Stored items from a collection
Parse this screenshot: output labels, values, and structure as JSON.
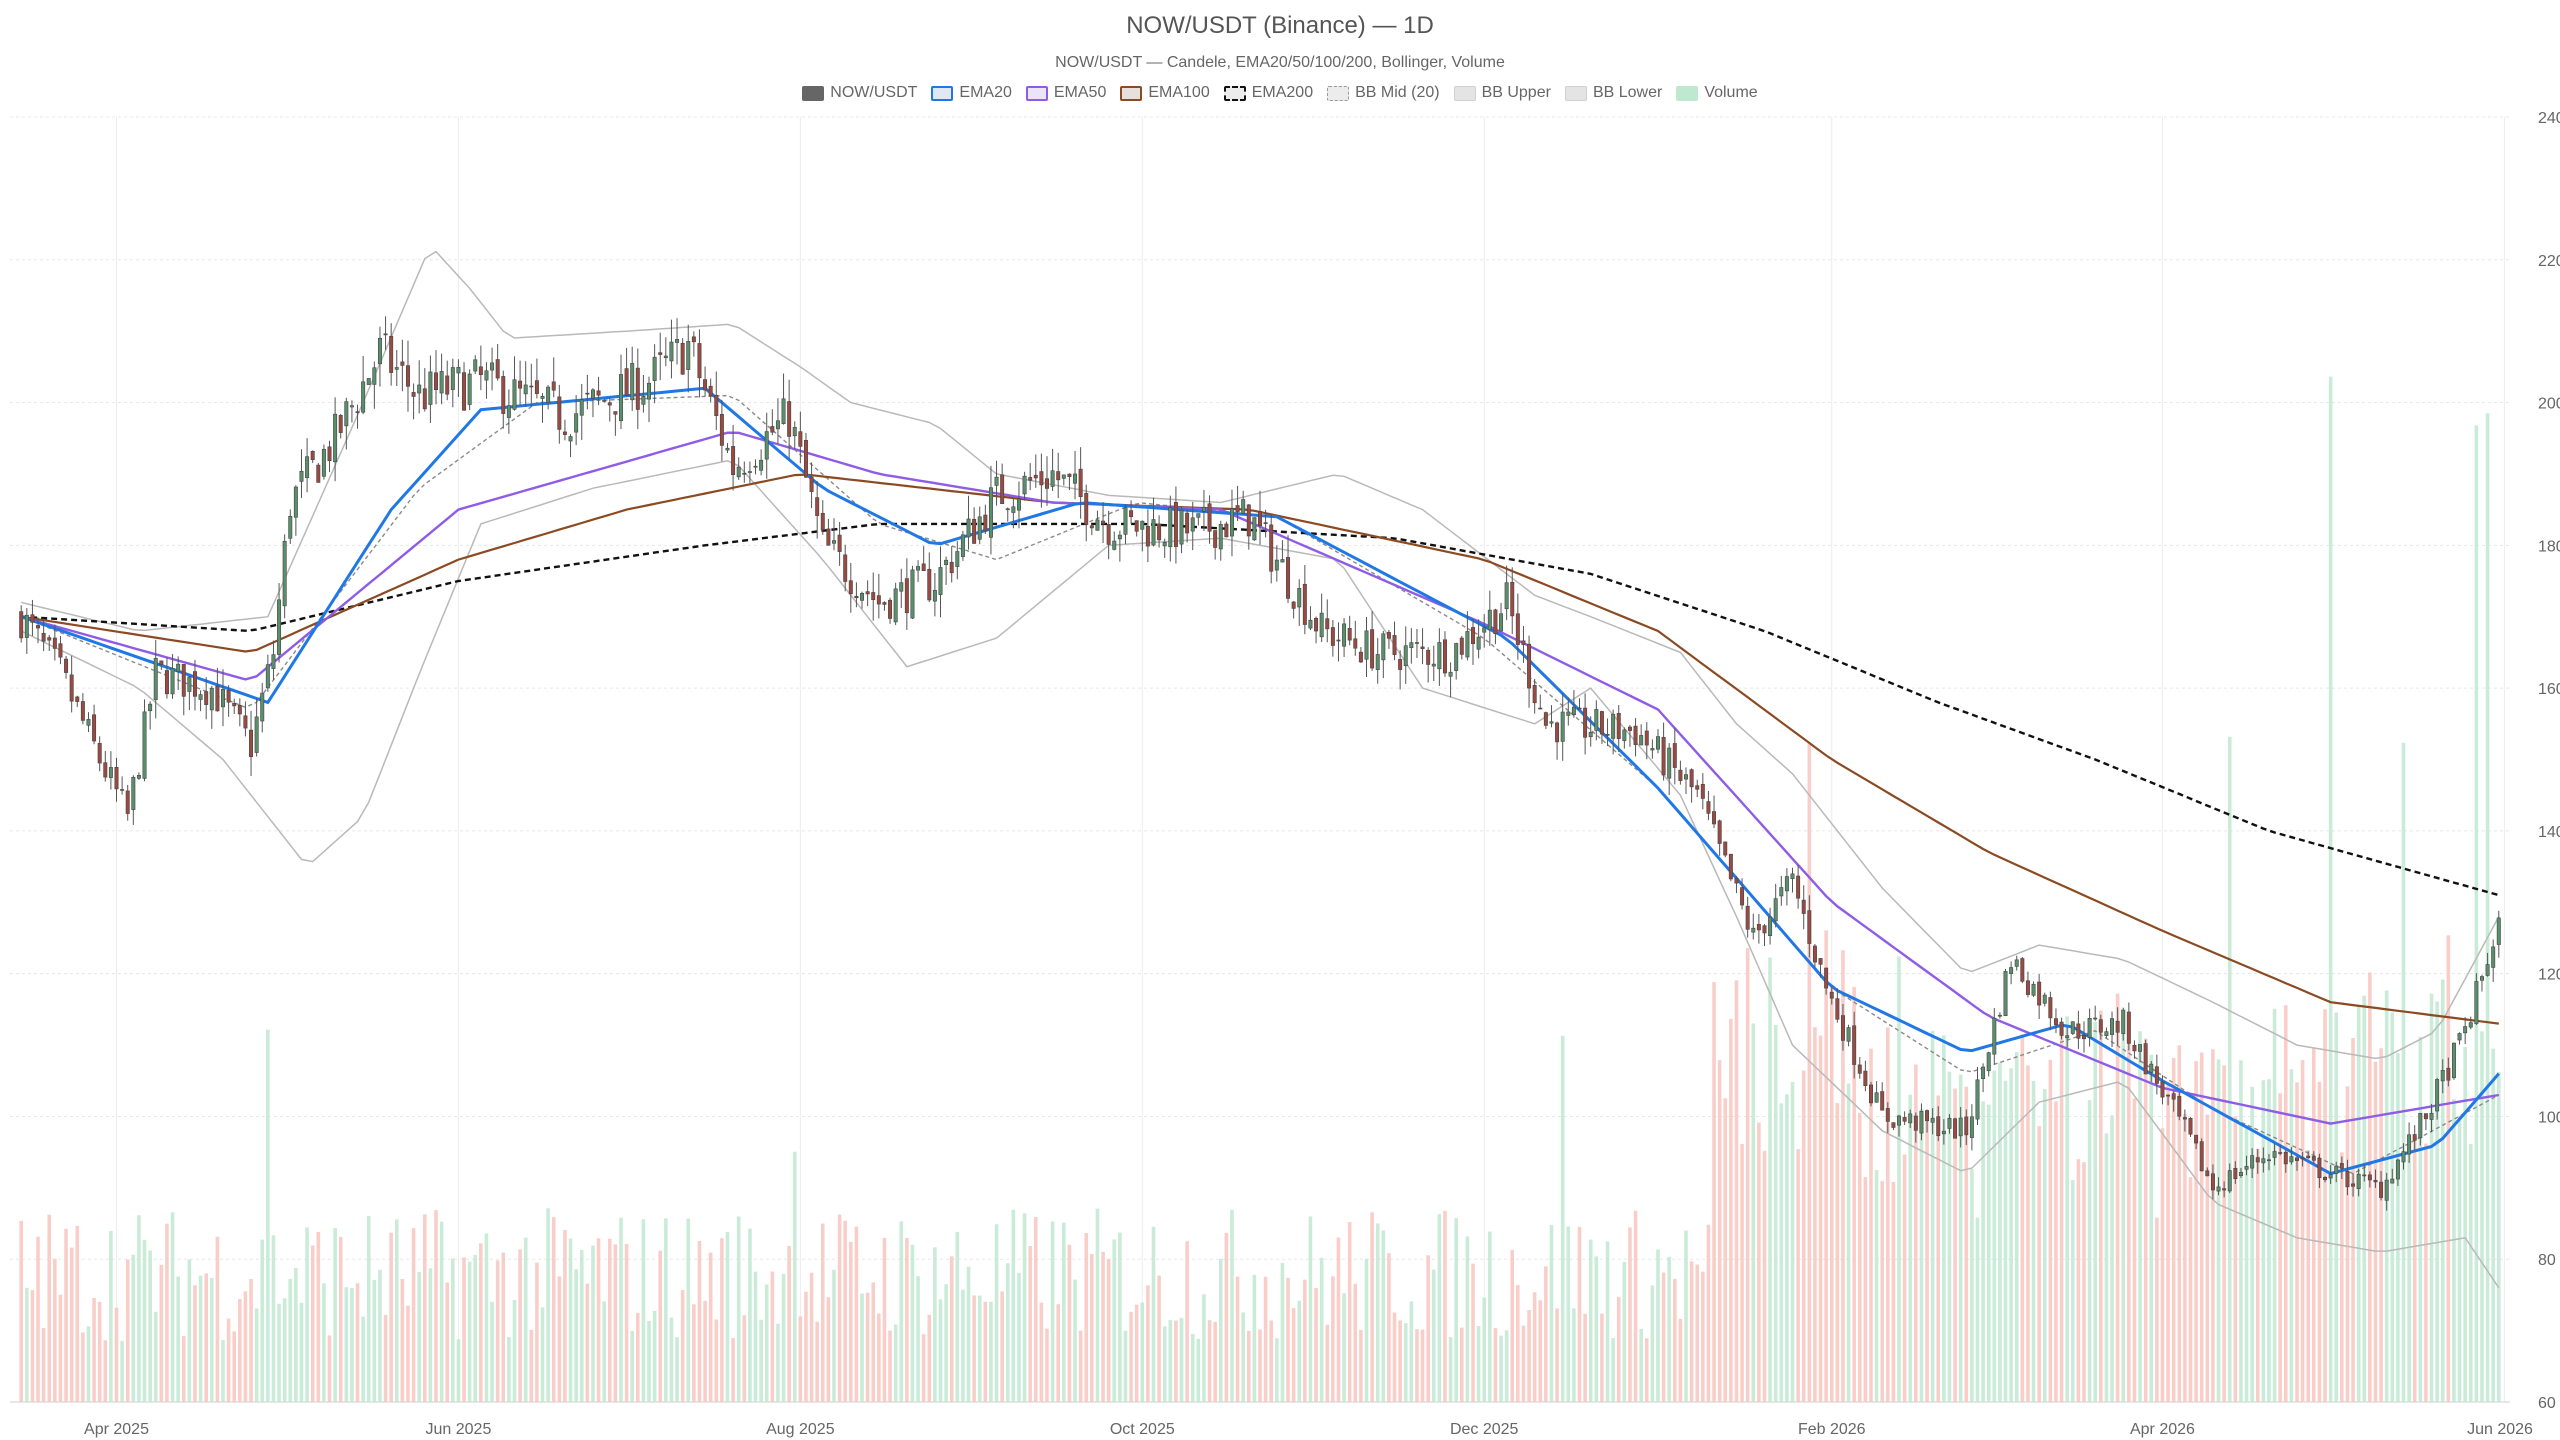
{
  "chart_data": {
    "type": "candlestick",
    "title": "NOW/USDT (Binance) — 1D",
    "subtitle": "NOW/USDT — Candele, EMA20/50/100/200, Bollinger, Volume",
    "ylim": [
      60,
      240
    ],
    "y_ticks": [
      60,
      80,
      100,
      120,
      140,
      160,
      180,
      200,
      220,
      240
    ],
    "x_range": [
      "2025-03-15",
      "2026-05-31"
    ],
    "x_ticks": [
      {
        "date": "2025-04-01",
        "label": "Apr 2025"
      },
      {
        "date": "2025-06-01",
        "label": "Jun 2025"
      },
      {
        "date": "2025-08-01",
        "label": "Aug 2025"
      },
      {
        "date": "2025-10-01",
        "label": "Oct 2025"
      },
      {
        "date": "2025-12-01",
        "label": "Dec 2025"
      },
      {
        "date": "2026-02-01",
        "label": "Feb 2026"
      },
      {
        "date": "2026-04-01",
        "label": "Apr 2026"
      },
      {
        "date": "2026-06-01",
        "label": "Jun 2026"
      }
    ],
    "grid": true,
    "legend_position": "top",
    "colors": {
      "up": "#5a8f6c",
      "down": "#9b4a41",
      "ema20": "#1f78e6",
      "ema50": "#8e5ce6",
      "ema100": "#8b4a22",
      "ema200": "#111111",
      "bb": "#b9b9b9",
      "vol_up": "#bfe8d0",
      "vol_down": "#f8c6bf"
    },
    "legend": [
      {
        "label": "NOW/USDT",
        "swatch": "candle"
      },
      {
        "label": "EMA20",
        "swatch": "ema20"
      },
      {
        "label": "EMA50",
        "swatch": "ema50"
      },
      {
        "label": "EMA100",
        "swatch": "ema100"
      },
      {
        "label": "EMA200",
        "swatch": "ema200"
      },
      {
        "label": "BB Mid (20)",
        "swatch": "bbmid"
      },
      {
        "label": "BB Upper",
        "swatch": "bb"
      },
      {
        "label": "BB Lower",
        "swatch": "bb"
      },
      {
        "label": "Volume",
        "swatch": "volume"
      }
    ],
    "close_anchors": [
      [
        "2025-03-15",
        170
      ],
      [
        "2025-03-22",
        162
      ],
      [
        "2025-03-29",
        150
      ],
      [
        "2025-04-03",
        142
      ],
      [
        "2025-04-08",
        162
      ],
      [
        "2025-04-18",
        160
      ],
      [
        "2025-04-25",
        152
      ],
      [
        "2025-04-29",
        165
      ],
      [
        "2025-05-02",
        186
      ],
      [
        "2025-05-10",
        195
      ],
      [
        "2025-05-18",
        207
      ],
      [
        "2025-05-25",
        201
      ],
      [
        "2025-06-05",
        203
      ],
      [
        "2025-06-20",
        198
      ],
      [
        "2025-07-05",
        203
      ],
      [
        "2025-07-12",
        208
      ],
      [
        "2025-07-20",
        191
      ],
      [
        "2025-07-30",
        198
      ],
      [
        "2025-08-05",
        180
      ],
      [
        "2025-08-15",
        172
      ],
      [
        "2025-08-25",
        175
      ],
      [
        "2025-09-05",
        187
      ],
      [
        "2025-09-15",
        190
      ],
      [
        "2025-09-25",
        183
      ],
      [
        "2025-10-10",
        182
      ],
      [
        "2025-10-20",
        184
      ],
      [
        "2025-11-02",
        168
      ],
      [
        "2025-11-12",
        165
      ],
      [
        "2025-11-25",
        165
      ],
      [
        "2025-12-05",
        172
      ],
      [
        "2025-12-12",
        155
      ],
      [
        "2025-12-28",
        154
      ],
      [
        "2026-01-08",
        145
      ],
      [
        "2026-01-18",
        125
      ],
      [
        "2026-01-25",
        133
      ],
      [
        "2026-01-31",
        118
      ],
      [
        "2026-02-10",
        100
      ],
      [
        "2026-02-25",
        98
      ],
      [
        "2026-03-05",
        122
      ],
      [
        "2026-03-15",
        112
      ],
      [
        "2026-03-25",
        113
      ],
      [
        "2026-04-05",
        98
      ],
      [
        "2026-04-10",
        90
      ],
      [
        "2026-04-20",
        95
      ],
      [
        "2026-05-01",
        92
      ],
      [
        "2026-05-10",
        90
      ],
      [
        "2026-05-18",
        100
      ],
      [
        "2026-05-25",
        112
      ],
      [
        "2026-05-31",
        127
      ]
    ],
    "ema20": [
      [
        "2025-03-15",
        170
      ],
      [
        "2025-04-28",
        158
      ],
      [
        "2025-05-20",
        185
      ],
      [
        "2025-06-05",
        199
      ],
      [
        "2025-07-15",
        202
      ],
      [
        "2025-08-05",
        188
      ],
      [
        "2025-08-25",
        180
      ],
      [
        "2025-09-20",
        186
      ],
      [
        "2025-10-25",
        184
      ],
      [
        "2025-12-05",
        167
      ],
      [
        "2026-01-01",
        146
      ],
      [
        "2026-02-01",
        118
      ],
      [
        "2026-02-25",
        109
      ],
      [
        "2026-03-15",
        113
      ],
      [
        "2026-04-01",
        105
      ],
      [
        "2026-05-01",
        92
      ],
      [
        "2026-05-20",
        96
      ],
      [
        "2026-05-31",
        106
      ]
    ],
    "ema50": [
      [
        "2025-03-15",
        170
      ],
      [
        "2025-04-25",
        161
      ],
      [
        "2025-06-01",
        185
      ],
      [
        "2025-07-20",
        196
      ],
      [
        "2025-08-15",
        190
      ],
      [
        "2025-09-15",
        186
      ],
      [
        "2025-10-15",
        185
      ],
      [
        "2025-12-01",
        169
      ],
      [
        "2026-01-01",
        157
      ],
      [
        "2026-02-01",
        130
      ],
      [
        "2026-03-01",
        114
      ],
      [
        "2026-04-01",
        104
      ],
      [
        "2026-05-01",
        99
      ],
      [
        "2026-05-31",
        103
      ]
    ],
    "ema100": [
      [
        "2025-03-15",
        170
      ],
      [
        "2025-04-25",
        165
      ],
      [
        "2025-06-01",
        178
      ],
      [
        "2025-07-01",
        185
      ],
      [
        "2025-08-01",
        190
      ],
      [
        "2025-09-15",
        186
      ],
      [
        "2025-10-20",
        185
      ],
      [
        "2025-12-01",
        178
      ],
      [
        "2026-01-01",
        168
      ],
      [
        "2026-02-01",
        150
      ],
      [
        "2026-03-01",
        137
      ],
      [
        "2026-04-01",
        126
      ],
      [
        "2026-05-01",
        116
      ],
      [
        "2026-05-31",
        113
      ]
    ],
    "ema200": [
      [
        "2025-03-15",
        170
      ],
      [
        "2025-04-25",
        168
      ],
      [
        "2025-06-01",
        175
      ],
      [
        "2025-07-15",
        180
      ],
      [
        "2025-08-15",
        183
      ],
      [
        "2025-10-01",
        183
      ],
      [
        "2025-11-15",
        181
      ],
      [
        "2025-12-20",
        176
      ],
      [
        "2026-01-20",
        168
      ],
      [
        "2026-02-20",
        158
      ],
      [
        "2026-03-20",
        150
      ],
      [
        "2026-04-20",
        140
      ],
      [
        "2026-05-31",
        131
      ]
    ],
    "bb_mid": [
      [
        "2025-03-15",
        170
      ],
      [
        "2025-04-25",
        157
      ],
      [
        "2025-05-25",
        188
      ],
      [
        "2025-06-15",
        200
      ],
      [
        "2025-07-20",
        201
      ],
      [
        "2025-08-15",
        183
      ],
      [
        "2025-09-05",
        178
      ],
      [
        "2025-09-30",
        186
      ],
      [
        "2025-10-25",
        184
      ],
      [
        "2025-12-01",
        167
      ],
      [
        "2026-01-01",
        146
      ],
      [
        "2026-02-01",
        118
      ],
      [
        "2026-02-25",
        106
      ],
      [
        "2026-03-20",
        112
      ],
      [
        "2026-04-10",
        101
      ],
      [
        "2026-05-05",
        92
      ],
      [
        "2026-05-31",
        103
      ]
    ],
    "bb_upper": [
      [
        "2025-03-15",
        172
      ],
      [
        "2025-04-05",
        168
      ],
      [
        "2025-04-28",
        170
      ],
      [
        "2025-05-15",
        200
      ],
      [
        "2025-05-27",
        222
      ],
      [
        "2025-06-03",
        216
      ],
      [
        "2025-06-10",
        209
      ],
      [
        "2025-07-01",
        210
      ],
      [
        "2025-07-20",
        211
      ],
      [
        "2025-08-01",
        205
      ],
      [
        "2025-08-10",
        200
      ],
      [
        "2025-08-25",
        197
      ],
      [
        "2025-09-05",
        190
      ],
      [
        "2025-09-25",
        187
      ],
      [
        "2025-10-15",
        186
      ],
      [
        "2025-11-05",
        190
      ],
      [
        "2025-11-20",
        185
      ],
      [
        "2025-12-10",
        173
      ],
      [
        "2025-12-20",
        170
      ],
      [
        "2026-01-05",
        165
      ],
      [
        "2026-01-15",
        155
      ],
      [
        "2026-01-25",
        148
      ],
      [
        "2026-02-10",
        132
      ],
      [
        "2026-02-25",
        120
      ],
      [
        "2026-03-10",
        124
      ],
      [
        "2026-03-25",
        122
      ],
      [
        "2026-04-10",
        116
      ],
      [
        "2026-04-25",
        110
      ],
      [
        "2026-05-10",
        108
      ],
      [
        "2026-05-20",
        112
      ],
      [
        "2026-05-31",
        128
      ]
    ],
    "bb_lower": [
      [
        "2025-03-15",
        168
      ],
      [
        "2025-04-05",
        160
      ],
      [
        "2025-04-20",
        150
      ],
      [
        "2025-05-05",
        135
      ],
      [
        "2025-05-15",
        142
      ],
      [
        "2025-05-25",
        162
      ],
      [
        "2025-06-05",
        183
      ],
      [
        "2025-06-25",
        188
      ],
      [
        "2025-07-20",
        192
      ],
      [
        "2025-08-05",
        178
      ],
      [
        "2025-08-20",
        163
      ],
      [
        "2025-09-05",
        167
      ],
      [
        "2025-09-25",
        180
      ],
      [
        "2025-10-15",
        181
      ],
      [
        "2025-11-05",
        178
      ],
      [
        "2025-11-20",
        160
      ],
      [
        "2025-12-10",
        155
      ],
      [
        "2025-12-20",
        160
      ],
      [
        "2026-01-05",
        145
      ],
      [
        "2026-01-15",
        128
      ],
      [
        "2026-01-25",
        110
      ],
      [
        "2026-02-10",
        98
      ],
      [
        "2026-02-25",
        92
      ],
      [
        "2026-03-10",
        102
      ],
      [
        "2026-03-25",
        105
      ],
      [
        "2026-04-10",
        88
      ],
      [
        "2026-04-25",
        83
      ],
      [
        "2026-05-10",
        81
      ],
      [
        "2026-05-25",
        83
      ],
      [
        "2026-05-31",
        76
      ]
    ],
    "volume_scale_max": 200,
    "volume_spikes": [
      {
        "date": "2025-04-28",
        "value": 61
      },
      {
        "date": "2025-07-31",
        "value": 41
      },
      {
        "date": "2025-12-15",
        "value": 60
      },
      {
        "date": "2026-01-28",
        "value": 108
      },
      {
        "date": "2026-02-05",
        "value": 68
      },
      {
        "date": "2026-04-13",
        "value": 109
      },
      {
        "date": "2026-05-01",
        "value": 168
      },
      {
        "date": "2026-05-14",
        "value": 108
      },
      {
        "date": "2026-05-27",
        "value": 160
      },
      {
        "date": "2026-05-29",
        "value": 162
      }
    ]
  }
}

Exercise instructions
Search the data above for the word "USDT", then gather each line in which it appears.

Response for this exercise
    "title": "NOW/USDT (Binance) — 1D",
    "subtitle": "NOW/USDT — Candele, EMA20/50/100/200, Bollinger, Volume",
        "label": "NOW/USDT",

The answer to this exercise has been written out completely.